Data records
________________________________________

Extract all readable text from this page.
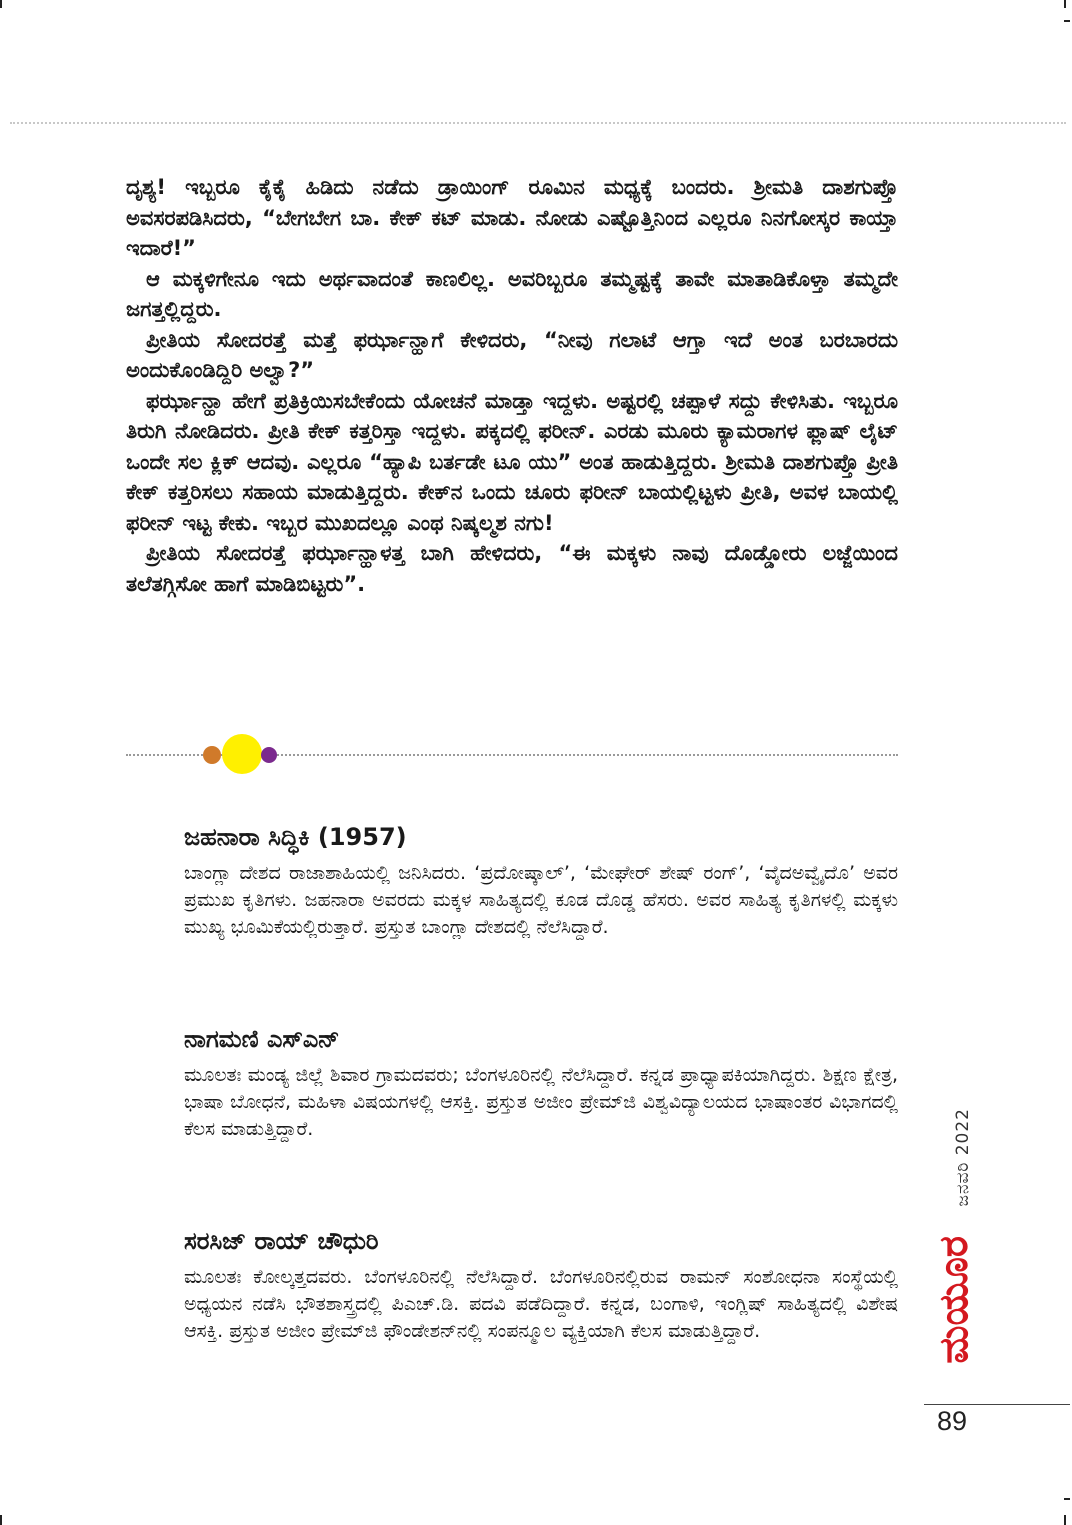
ದೃಶ್ಯ! ಇಬ್ಬರೂ ಕೈಕೈ ಹಿಡಿದು ನಡೆದು ಡ್ರಾಯಿಂಗ್ ರೂಮಿನ ಮಧ್ಯಕ್ಕೆ ಬಂದರು. ಶ್ರೀಮತಿ ದಾಶಗುಪ್ತೊ ಅವಸರಪಡಿಸಿದರು, “ಬೇಗಬೇಗ ಬಾ. ಕೇಕ್ ಕಟ್ ಮಾಡು. ನೋಡು ಎಷ್ಟೊತ್ತಿನಿಂದ ಎಲ್ಲರೂ ನಿನಗೋಸ್ಕರ ಕಾಯ್ತಾ ಇದಾರೆ!”

ಆ ಮಕ್ಕಳಿಗೇನೂ ಇದು ಅರ್ಥವಾದಂತೆ ಕಾಣಲಿಲ್ಲ. ಅವರಿಬ್ಬರೂ ತಮ್ಮಷ್ಟಕ್ಕೆ ತಾವೇ ಮಾತಾಡಿಕೊಳ್ತಾ ತಮ್ಮದೇ ಜಗತ್ತಲ್ಲಿದ್ದರು.

ಪ್ರೀತಿಯ ಸೋದರತ್ತೆ ಮತ್ತೆ ಫರ್ಝಾನ್ಹಾಗೆ ಕೇಳಿದರು, “ನೀವು ಗಲಾಟೆ ಆಗ್ತಾ ಇದೆ ಅಂತ ಬರಬಾರದು ಅಂದುಕೊಂಡಿದ್ದಿರಿ ಅಲ್ವಾ?”

ಫರ್ಝಾನ್ಹಾ ಹೇಗೆ ಪ್ರತಿಕ್ರಿಯಿಸಬೇಕೆಂದು ಯೋಚನೆ ಮಾಡ್ತಾ ಇದ್ದಳು. ಅಷ್ಟರಲ್ಲಿ ಚಪ್ಪಾಳೆ ಸದ್ದು ಕೇಳಿಸಿತು. ಇಬ್ಬರೂ ತಿರುಗಿ ನೋಡಿದರು. ಪ್ರೀತಿ ಕೇಕ್ ಕತ್ತರಿಸ್ತಾ ಇದ್ದಳು. ಪಕ್ಕದಲ್ಲಿ ಫರೀನ್. ಎರಡು ಮೂರು ಕ್ಯಾಮರಾಗಳ ಫ್ಲಾಷ್ ಲೈಟ್ ಒಂದೇ ಸಲ ಕ್ಲಿಕ್ ಆದವು. ಎಲ್ಲರೂ “ಹ್ಯಾಪಿ ಬರ್ತಡೇ ಟೂ ಯು” ಅಂತ ಹಾಡುತ್ತಿದ್ದರು. ಶ್ರೀಮತಿ ದಾಶಗುಪ್ತೊ ಪ್ರೀತಿ ಕೇಕ್ ಕತ್ತರಿಸಲು ಸಹಾಯ ಮಾಡುತ್ತಿದ್ದರು. ಕೇಕ್‌ನ ಒಂದು ಚೂರು ಫರೀನ್ ಬಾಯಲ್ಲಿಟ್ಟಳು ಪ್ರೀತಿ, ಅವಳ ಬಾಯಲ್ಲಿ ಫರೀನ್ ಇಟ್ಟ ಕೇಕು. ಇಬ್ಬರ ಮುಖದಲ್ಲೂ ಎಂಥ ನಿಷ್ಕಲ್ಮಶ ನಗು!

ಪ್ರೀತಿಯ ಸೋದರತ್ತೆ ಫರ್ಝಾನ್ಹಾಳತ್ತ ಬಾಗಿ ಹೇಳಿದರು, “ಈ ಮಕ್ಕಳು ನಾವು ದೊಡ್ಡೋರು ಲಜ್ಜೆಯಿಂದ ತಲೆತಗ್ಗಿಸೋ ಹಾಗೆ ಮಾಡಿಬಿಟ್ಟರು”.

ಜಹನಾರಾ ಸಿದ್ಧಿಕಿ (1957)

ಬಾಂಗ್ಲಾ ದೇಶದ ರಾಜಾಶಾಹಿಯಲ್ಲಿ ಜನಿಸಿದರು. ‘ಪ್ರದೋಷ್ಕಾಲ್’, ‘ಮೇಘೇರ್ ಶೇಷ್ ರಂಗ್’, ‘ವೈದಅವ್ವೈದೊ’ ಅವರ ಪ್ರಮುಖ ಕೃತಿಗಳು. ಜಹನಾರಾ ಅವರದು ಮಕ್ಕಳ ಸಾಹಿತ್ಯದಲ್ಲಿ ಕೂಡ ದೊಡ್ಡ ಹೆಸರು. ಅವರ ಸಾಹಿತ್ಯ ಕೃತಿಗಳಲ್ಲಿ ಮಕ್ಕಳು ಮುಖ್ಯ ಭೂಮಿಕೆಯಲ್ಲಿರುತ್ತಾರೆ. ಪ್ರಸ್ತುತ ಬಾಂಗ್ಲಾ ದೇಶದಲ್ಲಿ ನೆಲೆಸಿದ್ದಾರೆ.

ನಾಗಮಣಿ ಎಸ್ಎನ್

ಮೂಲತಃ ಮಂಡ್ಯ ಜಿಲ್ಲೆ ಶಿವಾರ ಗ್ರಾಮದವರು; ಬೆಂಗಳೂರಿನಲ್ಲಿ ನೆಲೆಸಿದ್ದಾರೆ. ಕನ್ನಡ ಪ್ರಾಧ್ಯಾಪಕಿಯಾಗಿದ್ದರು. ಶಿಕ್ಷಣ ಕ್ಷೇತ್ರ, ಭಾಷಾ ಬೋಧನೆ, ಮಹಿಳಾ ವಿಷಯಗಳಲ್ಲಿ ಆಸಕ್ತಿ. ಪ್ರಸ್ತುತ ಅಜೀಂ ಪ್ರೇಮ್‌ಜಿ ವಿಶ್ವವಿದ್ಯಾಲಯದ ಭಾಷಾಂತರ ವಿಭಾಗದಲ್ಲಿ ಕೆಲಸ ಮಾಡುತ್ತಿದ್ದಾರೆ.

ಸರಸಿಜ್ ರಾಯ್ ಚೌಧುರಿ

ಮೂಲತಃ ಕೋಲ್ಕತ್ತದವರು. ಬೆಂಗಳೂರಿನಲ್ಲಿ ನೆಲೆಸಿದ್ದಾರೆ. ಬೆಂಗಳೂರಿನಲ್ಲಿರುವ ರಾಮನ್ ಸಂಶೋಧನಾ ಸಂಸ್ಥೆಯಲ್ಲಿ ಅಧ್ಯಯನ ನಡೆಸಿ ಭೌತಶಾಸ್ತ್ರದಲ್ಲಿ ಪಿಎಚ್.ಡಿ. ಪದವಿ ಪಡೆದಿದ್ದಾರೆ. ಕನ್ನಡ, ಬಂಗಾಳಿ, ಇಂಗ್ಲಿಷ್ ಸಾಹಿತ್ಯದಲ್ಲಿ ವಿಶೇಷ ಆಸಕ್ತಿ. ಪ್ರಸ್ತುತ ಅಜೀಂ ಪ್ರೇಮ್‌ಜಿ ಫೌಂಡೇಶನ್‌ನಲ್ಲಿ ಸಂಪನ್ಮೂಲ ವ್ಯಕ್ತಿಯಾಗಿ ಕೆಲಸ ಮಾಡುತ್ತಿದ್ದಾರೆ.

ಜನವರಿ 2022
ಮಯೂರ
89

________________________________________

*WORK REQUIRED:* Without the pictures, retype the whole of the material above exactly.

*RIGHT ANSWER:*
Extract all readable text from this page.
ದೃಶ್ಯ! ಇಬ್ಬರೂ ಕೈಕೈ ಹಿಡಿದು ನಡೆದು ಡ್ರಾಯಿಂಗ್ ರೂಮಿನ ಮಧ್ಯಕ್ಕೆ ಬಂದರು. ಶ್ರೀಮತಿ ದಾಶಗುಪ್ತೊ ಅವಸರಪಡಿಸಿದರು, “ಬೇಗಬೇಗ ಬಾ. ಕೇಕ್ ಕಟ್ ಮಾಡು. ನೋಡು ಎಷ್ಟೊತ್ತಿನಿಂದ ಎಲ್ಲರೂ ನಿನಗೋಸ್ಕರ ಕಾಯ್ತಾ ಇದಾರೆ!”

ಆ ಮಕ್ಕಳಿಗೇನೂ ಇದು ಅರ್ಥವಾದಂತೆ ಕಾಣಲಿಲ್ಲ. ಅವರಿಬ್ಬರೂ ತಮ್ಮಷ್ಟಕ್ಕೆ ತಾವೇ ಮಾತಾಡಿಕೊಳ್ತಾ ತಮ್ಮದೇ ಜಗತ್ತಲ್ಲಿದ್ದರು.

ಪ್ರೀತಿಯ ಸೋದರತ್ತೆ ಮತ್ತೆ ಫರ್ಝಾನ್ಹಾಗೆ ಕೇಳಿದರು, “ನೀವು ಗಲಾಟೆ ಆಗ್ತಾ ಇದೆ ಅಂತ ಬರಬಾರದು ಅಂದುಕೊಂಡಿದ್ದಿರಿ ಅಲ್ವಾ?”

ಫರ್ಝಾನ್ಹಾ ಹೇಗೆ ಪ್ರತಿಕ್ರಿಯಿಸಬೇಕೆಂದು ಯೋಚನೆ ಮಾಡ್ತಾ ಇದ್ದಳು. ಅಷ್ಟರಲ್ಲಿ ಚಪ್ಪಾಳೆ ಸದ್ದು ಕೇಳಿಸಿತು. ಇಬ್ಬರೂ ತಿರುಗಿ ನೋಡಿದರು. ಪ್ರೀತಿ ಕೇಕ್ ಕತ್ತರಿಸ್ತಾ ಇದ್ದಳು. ಪಕ್ಕದಲ್ಲಿ ಫರೀನ್. ಎರಡು ಮೂರು ಕ್ಯಾಮರಾಗಳ ಫ್ಲಾಷ್ ಲೈಟ್ ಒಂದೇ ಸಲ ಕ್ಲಿಕ್ ಆದವು. ಎಲ್ಲರೂ “ಹ್ಯಾಪಿ ಬರ್ತಡೇ ಟೂ ಯು” ಅಂತ ಹಾಡುತ್ತಿದ್ದರು. ಶ್ರೀಮತಿ ದಾಶಗುಪ್ತೊ ಪ್ರೀತಿ ಕೇಕ್ ಕತ್ತರಿಸಲು ಸಹಾಯ ಮಾಡುತ್ತಿದ್ದರು. ಕೇಕ್‌ನ ಒಂದು ಚೂರು ಫರೀನ್ ಬಾಯಲ್ಲಿಟ್ಟಳು ಪ್ರೀತಿ, ಅವಳ ಬಾಯಲ್ಲಿ ಫರೀನ್ ಇಟ್ಟ ಕೇಕು. ಇಬ್ಬರ ಮುಖದಲ್ಲೂ ಎಂಥ ನಿಷ್ಕಲ್ಮಶ ನಗು!

ಪ್ರೀತಿಯ ಸೋದರತ್ತೆ ಫರ್ಝಾನ್ಹಾಳತ್ತ ಬಾಗಿ ಹೇಳಿದರು, “ಈ ಮಕ್ಕಳು ನಾವು ದೊಡ್ಡೋರು ಲಜ್ಜೆಯಿಂದ ತಲೆತಗ್ಗಿಸೋ ಹಾಗೆ ಮಾಡಿಬಿಟ್ಟರು”.

ಜಹನಾರಾ ಸಿದ್ಧಿಕಿ (1957)

ಬಾಂಗ್ಲಾ ದೇಶದ ರಾಜಾಶಾಹಿಯಲ್ಲಿ ಜನಿಸಿದರು. ‘ಪ್ರದೋಷ್ಕಾಲ್’, ‘ಮೇಘೇರ್ ಶೇಷ್ ರಂಗ್’, ‘ವೈದಅವ್ವೈದೊ’ ಅವರ ಪ್ರಮುಖ ಕೃತಿಗಳು. ಜಹನಾರಾ ಅವರದು ಮಕ್ಕಳ ಸಾಹಿತ್ಯದಲ್ಲಿ ಕೂಡ ದೊಡ್ಡ ಹೆಸರು. ಅವರ ಸಾಹಿತ್ಯ ಕೃತಿಗಳಲ್ಲಿ ಮಕ್ಕಳು ಮುಖ್ಯ ಭೂಮಿಕೆಯಲ್ಲಿರುತ್ತಾರೆ. ಪ್ರಸ್ತುತ ಬಾಂಗ್ಲಾ ದೇಶದಲ್ಲಿ ನೆಲೆಸಿದ್ದಾರೆ.

ನಾಗಮಣಿ ಎಸ್ಎನ್

ಮೂಲತಃ ಮಂಡ್ಯ ಜಿಲ್ಲೆ ಶಿವಾರ ಗ್ರಾಮದವರು; ಬೆಂಗಳೂರಿನಲ್ಲಿ ನೆಲೆಸಿದ್ದಾರೆ. ಕನ್ನಡ ಪ್ರಾಧ್ಯಾಪಕಿಯಾಗಿದ್ದರು. ಶಿಕ್ಷಣ ಕ್ಷೇತ್ರ, ಭಾಷಾ ಬೋಧನೆ, ಮಹಿಳಾ ವಿಷಯಗಳಲ್ಲಿ ಆಸಕ್ತಿ. ಪ್ರಸ್ತುತ ಅಜೀಂ ಪ್ರೇಮ್‌ಜಿ ವಿಶ್ವವಿದ್ಯಾಲಯದ ಭಾಷಾಂತರ ವಿಭಾಗದಲ್ಲಿ ಕೆಲಸ ಮಾಡುತ್ತಿದ್ದಾರೆ.

ಸರಸಿಜ್ ರಾಯ್ ಚೌಧುರಿ

ಮೂಲತಃ ಕೋಲ್ಕತ್ತದವರು. ಬೆಂಗಳೂರಿನಲ್ಲಿ ನೆಲೆಸಿದ್ದಾರೆ. ಬೆಂಗಳೂರಿನಲ್ಲಿರುವ ರಾಮನ್ ಸಂಶೋಧನಾ ಸಂಸ್ಥೆಯಲ್ಲಿ ಅಧ್ಯಯನ ನಡೆಸಿ ಭೌತಶಾಸ್ತ್ರದಲ್ಲಿ ಪಿಎಚ್.ಡಿ. ಪದವಿ ಪಡೆದಿದ್ದಾರೆ. ಕನ್ನಡ, ಬಂಗಾಳಿ, ಇಂಗ್ಲಿಷ್ ಸಾಹಿತ್ಯದಲ್ಲಿ ವಿಶೇಷ ಆಸಕ್ತಿ. ಪ್ರಸ್ತುತ ಅಜೀಂ ಪ್ರೇಮ್‌ಜಿ ಫೌಂಡೇಶನ್‌ನಲ್ಲಿ ಸಂಪನ್ಮೂಲ ವ್ಯಕ್ತಿಯಾಗಿ ಕೆಲಸ ಮಾಡುತ್ತಿದ್ದಾರೆ.

ಜನವರಿ 2022
ಮಯೂರ
89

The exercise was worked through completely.